### Requirement
Search the records for the word "Application" and pick out every line that has it.

** BEGIN **

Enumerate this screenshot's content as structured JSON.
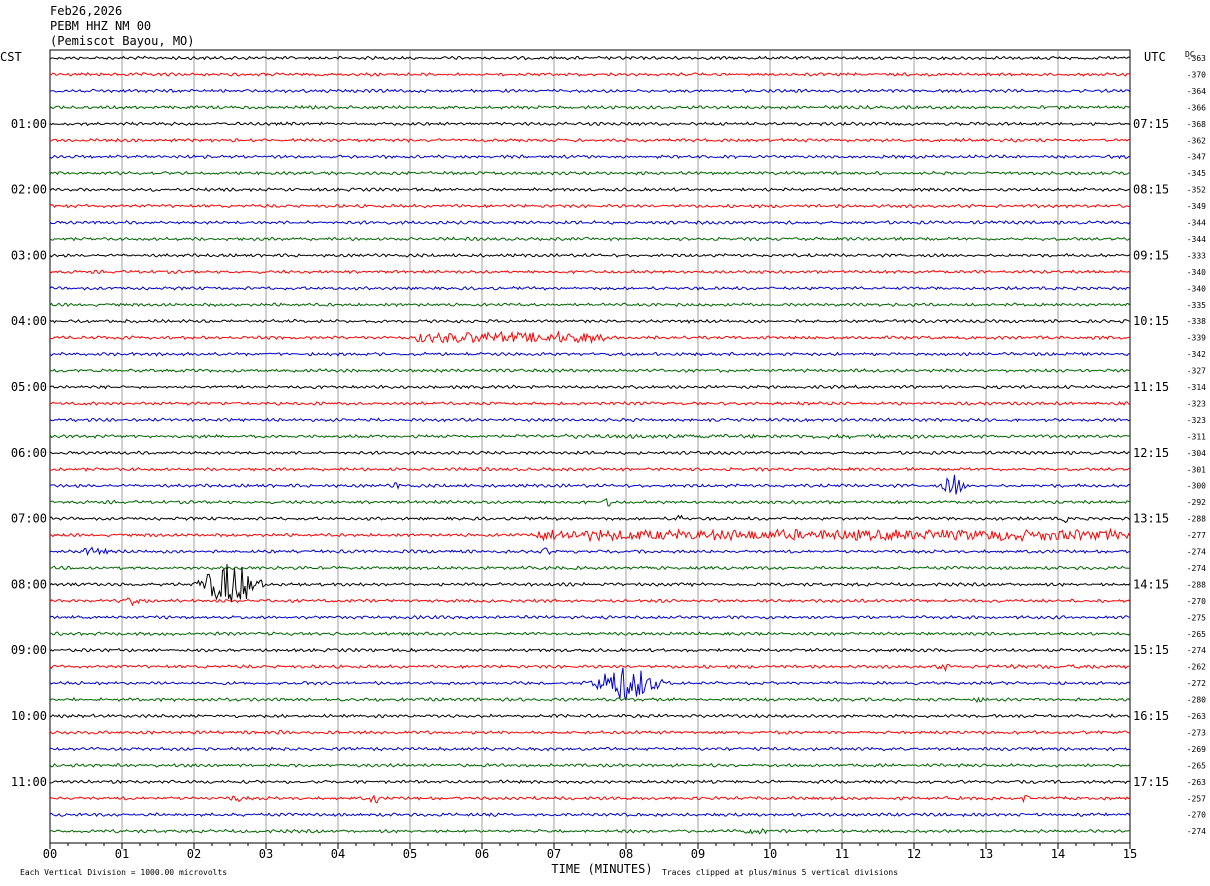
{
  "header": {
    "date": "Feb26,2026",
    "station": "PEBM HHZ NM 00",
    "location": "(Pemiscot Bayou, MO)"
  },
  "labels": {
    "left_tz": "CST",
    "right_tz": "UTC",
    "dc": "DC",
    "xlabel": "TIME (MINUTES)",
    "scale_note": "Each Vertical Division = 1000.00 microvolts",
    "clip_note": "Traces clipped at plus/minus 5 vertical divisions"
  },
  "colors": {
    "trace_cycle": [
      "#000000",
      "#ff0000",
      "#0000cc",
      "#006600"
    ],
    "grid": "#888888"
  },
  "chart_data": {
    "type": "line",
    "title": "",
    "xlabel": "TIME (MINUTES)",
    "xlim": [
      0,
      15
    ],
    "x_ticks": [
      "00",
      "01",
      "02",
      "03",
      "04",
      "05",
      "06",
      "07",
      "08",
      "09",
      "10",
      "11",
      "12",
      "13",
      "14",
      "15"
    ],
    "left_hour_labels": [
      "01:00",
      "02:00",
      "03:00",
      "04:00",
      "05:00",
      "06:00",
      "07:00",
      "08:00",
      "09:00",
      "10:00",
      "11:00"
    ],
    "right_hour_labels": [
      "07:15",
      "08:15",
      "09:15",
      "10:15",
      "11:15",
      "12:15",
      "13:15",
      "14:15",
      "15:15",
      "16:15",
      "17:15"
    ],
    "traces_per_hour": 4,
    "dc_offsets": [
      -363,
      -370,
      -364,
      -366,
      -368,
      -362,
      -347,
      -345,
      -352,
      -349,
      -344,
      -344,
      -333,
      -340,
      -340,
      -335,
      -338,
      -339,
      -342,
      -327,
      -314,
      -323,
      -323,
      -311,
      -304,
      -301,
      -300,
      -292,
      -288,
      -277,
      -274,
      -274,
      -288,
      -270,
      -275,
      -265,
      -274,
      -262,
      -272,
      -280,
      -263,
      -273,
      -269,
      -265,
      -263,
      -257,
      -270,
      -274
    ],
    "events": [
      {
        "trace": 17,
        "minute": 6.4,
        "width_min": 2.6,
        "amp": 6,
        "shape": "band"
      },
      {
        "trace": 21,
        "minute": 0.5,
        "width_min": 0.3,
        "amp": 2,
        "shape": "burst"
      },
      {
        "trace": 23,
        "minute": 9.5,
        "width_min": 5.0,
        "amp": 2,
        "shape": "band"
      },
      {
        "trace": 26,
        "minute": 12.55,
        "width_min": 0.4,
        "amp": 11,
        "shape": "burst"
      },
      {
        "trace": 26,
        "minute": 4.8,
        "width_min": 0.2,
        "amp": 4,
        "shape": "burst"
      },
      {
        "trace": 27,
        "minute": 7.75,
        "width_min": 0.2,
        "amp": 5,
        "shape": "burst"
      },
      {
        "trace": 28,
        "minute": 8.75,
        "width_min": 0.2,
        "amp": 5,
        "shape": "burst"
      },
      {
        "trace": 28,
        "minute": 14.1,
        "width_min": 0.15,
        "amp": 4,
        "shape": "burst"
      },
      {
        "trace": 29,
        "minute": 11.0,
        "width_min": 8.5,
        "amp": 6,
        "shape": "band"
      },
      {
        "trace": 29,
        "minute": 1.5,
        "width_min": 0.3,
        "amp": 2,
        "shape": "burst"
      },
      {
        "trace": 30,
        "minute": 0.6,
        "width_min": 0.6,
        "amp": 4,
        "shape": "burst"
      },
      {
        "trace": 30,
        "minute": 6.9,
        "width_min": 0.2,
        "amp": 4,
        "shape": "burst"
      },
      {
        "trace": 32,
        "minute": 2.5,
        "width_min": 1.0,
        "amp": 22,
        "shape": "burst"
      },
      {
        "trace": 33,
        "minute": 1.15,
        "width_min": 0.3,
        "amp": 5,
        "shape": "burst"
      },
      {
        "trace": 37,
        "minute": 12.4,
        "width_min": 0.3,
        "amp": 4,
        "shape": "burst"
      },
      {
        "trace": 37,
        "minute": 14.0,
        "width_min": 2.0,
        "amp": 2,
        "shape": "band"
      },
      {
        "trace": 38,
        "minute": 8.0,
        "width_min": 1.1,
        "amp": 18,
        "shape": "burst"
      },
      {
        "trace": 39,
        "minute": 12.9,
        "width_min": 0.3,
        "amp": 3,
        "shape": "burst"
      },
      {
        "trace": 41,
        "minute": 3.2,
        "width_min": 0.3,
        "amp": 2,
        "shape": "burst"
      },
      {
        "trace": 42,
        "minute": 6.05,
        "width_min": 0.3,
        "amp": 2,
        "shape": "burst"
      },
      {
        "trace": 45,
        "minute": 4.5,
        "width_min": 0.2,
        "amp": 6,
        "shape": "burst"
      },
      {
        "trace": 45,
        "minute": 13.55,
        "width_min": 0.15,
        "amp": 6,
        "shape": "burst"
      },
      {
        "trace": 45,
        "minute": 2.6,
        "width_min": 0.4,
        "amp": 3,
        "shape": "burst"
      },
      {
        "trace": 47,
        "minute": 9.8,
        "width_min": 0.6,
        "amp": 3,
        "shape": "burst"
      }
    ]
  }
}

** END **
** BEGIN **

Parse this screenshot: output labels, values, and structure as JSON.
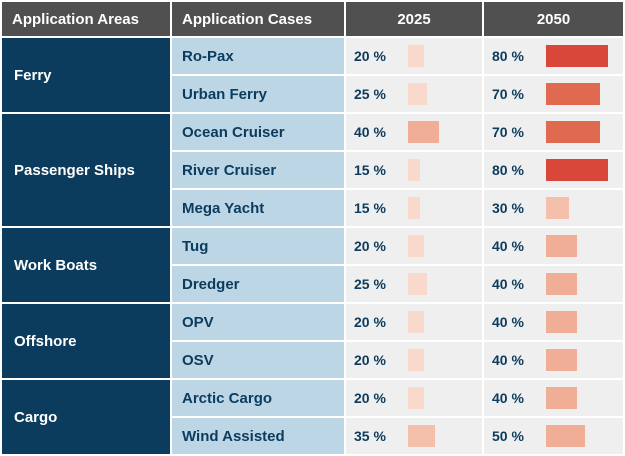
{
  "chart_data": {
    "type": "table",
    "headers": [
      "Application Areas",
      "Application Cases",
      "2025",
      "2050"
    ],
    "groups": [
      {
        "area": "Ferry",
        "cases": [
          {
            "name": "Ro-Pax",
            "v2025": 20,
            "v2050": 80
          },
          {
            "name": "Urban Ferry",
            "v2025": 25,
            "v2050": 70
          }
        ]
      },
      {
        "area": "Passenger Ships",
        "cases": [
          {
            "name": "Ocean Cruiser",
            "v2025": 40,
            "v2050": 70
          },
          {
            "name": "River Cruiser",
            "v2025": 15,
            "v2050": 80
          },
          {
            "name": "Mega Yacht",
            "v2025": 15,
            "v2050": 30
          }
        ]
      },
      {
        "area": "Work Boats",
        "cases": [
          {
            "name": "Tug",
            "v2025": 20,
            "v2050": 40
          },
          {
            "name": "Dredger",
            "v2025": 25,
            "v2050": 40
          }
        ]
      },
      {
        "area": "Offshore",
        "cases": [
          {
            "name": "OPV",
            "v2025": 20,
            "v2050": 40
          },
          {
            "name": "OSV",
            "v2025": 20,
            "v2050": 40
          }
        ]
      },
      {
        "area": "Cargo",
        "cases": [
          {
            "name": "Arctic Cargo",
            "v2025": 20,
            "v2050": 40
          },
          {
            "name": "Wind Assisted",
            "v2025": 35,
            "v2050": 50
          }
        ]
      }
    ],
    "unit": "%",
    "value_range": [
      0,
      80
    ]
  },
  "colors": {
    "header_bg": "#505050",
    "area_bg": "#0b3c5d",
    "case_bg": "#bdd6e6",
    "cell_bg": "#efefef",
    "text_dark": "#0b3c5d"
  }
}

** END **

### Written answer
      "Application Areas",
      "Application Cases",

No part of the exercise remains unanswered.